Quote the entries in full, character for character, without their images.
::: Task input :::
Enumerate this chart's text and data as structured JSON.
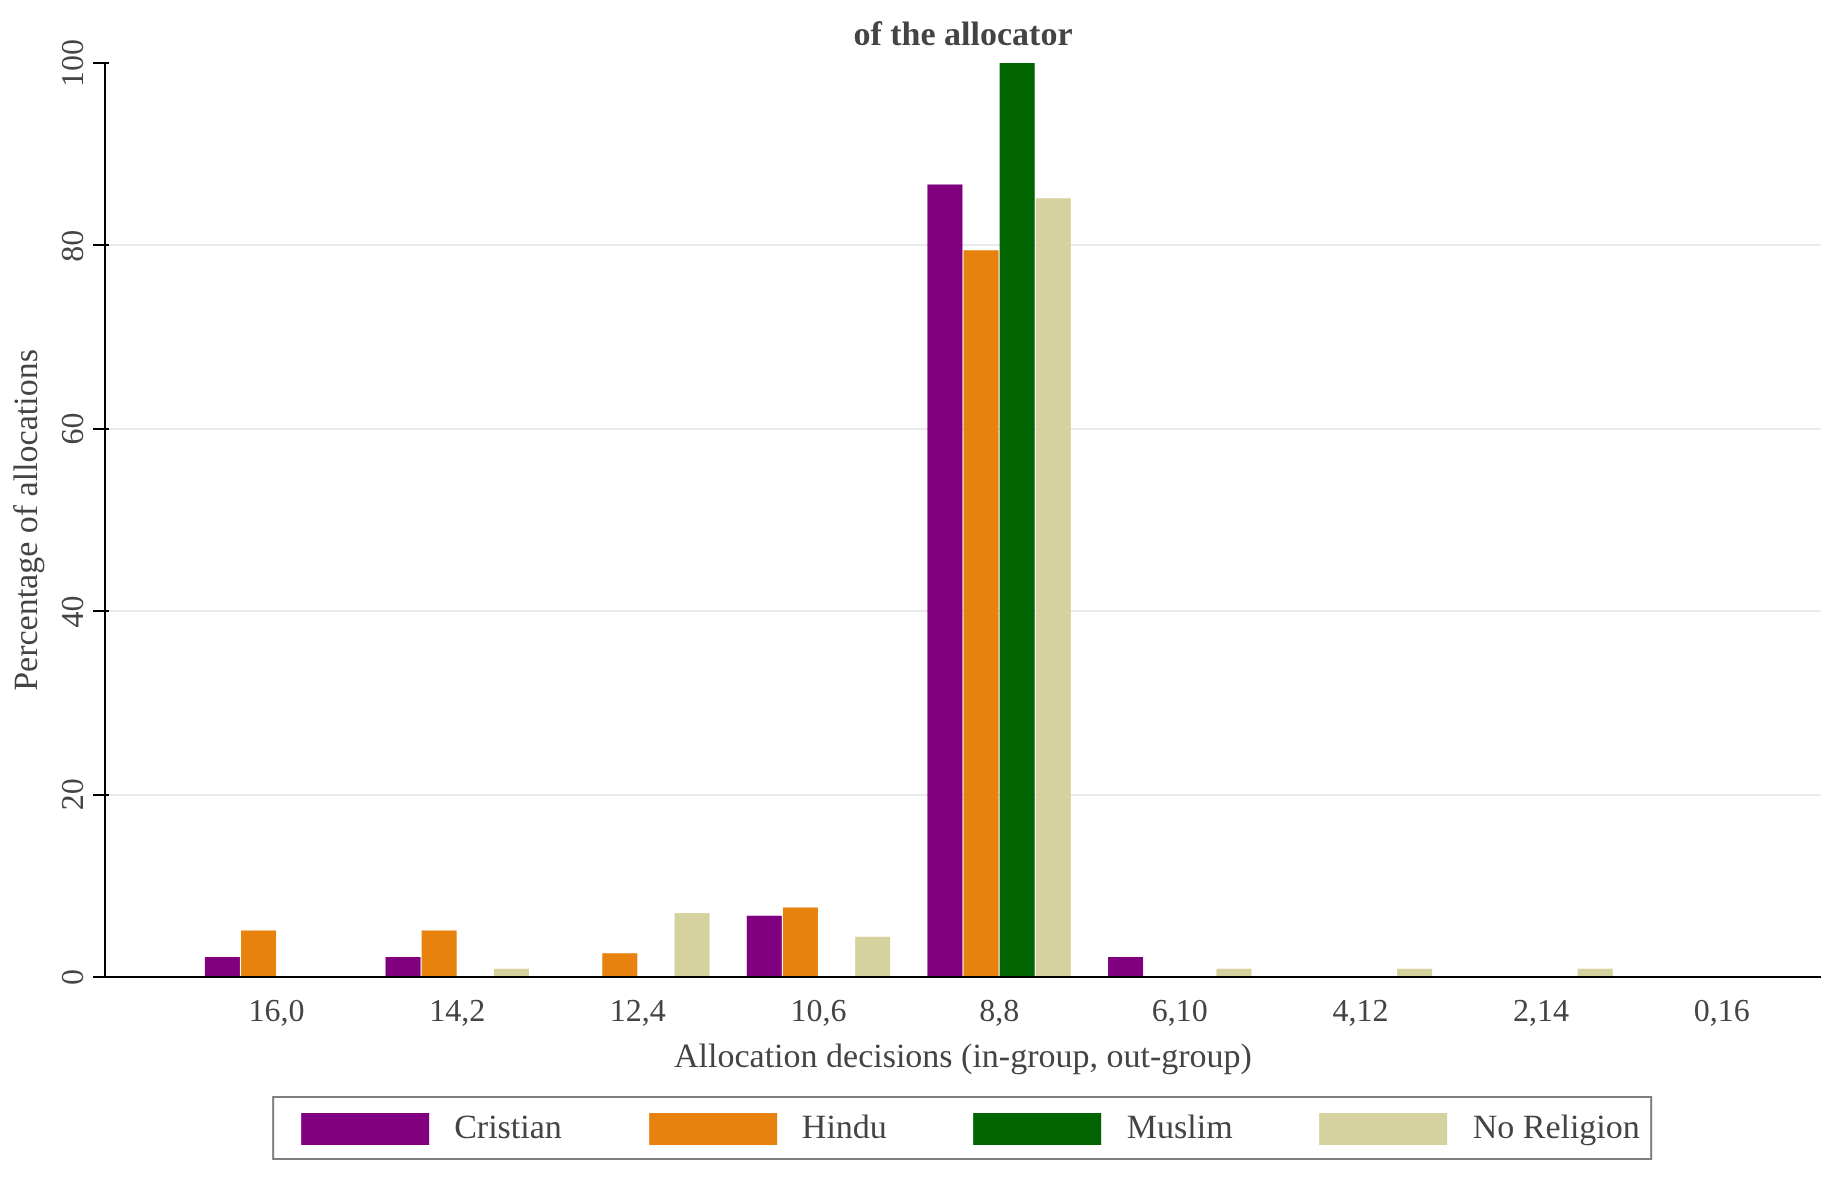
{
  "chart_data": {
    "type": "bar",
    "title": "of the allocator",
    "xlabel": "Allocation decisions (in-group, out-group)",
    "ylabel": "Percentage of allocations",
    "categories": [
      "16,0",
      "14,2",
      "12,4",
      "10,6",
      "8,8",
      "6,10",
      "4,12",
      "2,14",
      "0,16"
    ],
    "series": [
      {
        "name": "Cristian",
        "color": "#800080",
        "values": [
          2.2,
          2.2,
          0,
          6.7,
          86.7,
          2.2,
          0,
          0,
          0
        ]
      },
      {
        "name": "Hindu",
        "color": "#e8820e",
        "values": [
          5.1,
          5.1,
          2.6,
          7.6,
          79.5,
          0,
          0,
          0,
          0
        ]
      },
      {
        "name": "Muslim",
        "color": "#006400",
        "values": [
          0,
          0,
          0,
          0,
          100,
          0,
          0,
          0,
          0
        ]
      },
      {
        "name": "No Religion",
        "color": "#d6d2a0",
        "values": [
          0,
          0.9,
          7,
          4.4,
          85.2,
          0.9,
          0.9,
          0.9,
          0
        ]
      }
    ],
    "ylim": [
      0,
      100
    ],
    "yticks": [
      0,
      20,
      40,
      60,
      80,
      100
    ],
    "grid": "y",
    "legend": "bottom"
  }
}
:::
(Full solution):
Enumerate this chart's text and data as structured JSON.
{
  "chart_data": {
    "type": "bar",
    "title": "of the allocator",
    "xlabel": "Allocation decisions (in-group, out-group)",
    "ylabel": "Percentage of allocations",
    "categories": [
      "16,0",
      "14,2",
      "12,4",
      "10,6",
      "8,8",
      "6,10",
      "4,12",
      "2,14",
      "0,16"
    ],
    "series": [
      {
        "name": "Cristian",
        "color": "#800080",
        "values": [
          2.2,
          2.2,
          0,
          6.7,
          86.7,
          2.2,
          0,
          0,
          0
        ]
      },
      {
        "name": "Hindu",
        "color": "#e8820e",
        "values": [
          5.1,
          5.1,
          2.6,
          7.6,
          79.5,
          0,
          0,
          0,
          0
        ]
      },
      {
        "name": "Muslim",
        "color": "#006400",
        "values": [
          0,
          0,
          0,
          0,
          100,
          0,
          0,
          0,
          0
        ]
      },
      {
        "name": "No Religion",
        "color": "#d6d2a0",
        "values": [
          0,
          0.9,
          7,
          4.4,
          85.2,
          0.9,
          0.9,
          0.9,
          0
        ]
      }
    ],
    "ylim": [
      0,
      100
    ],
    "yticks": [
      0,
      20,
      40,
      60,
      80,
      100
    ],
    "grid": "y",
    "legend": "bottom"
  }
}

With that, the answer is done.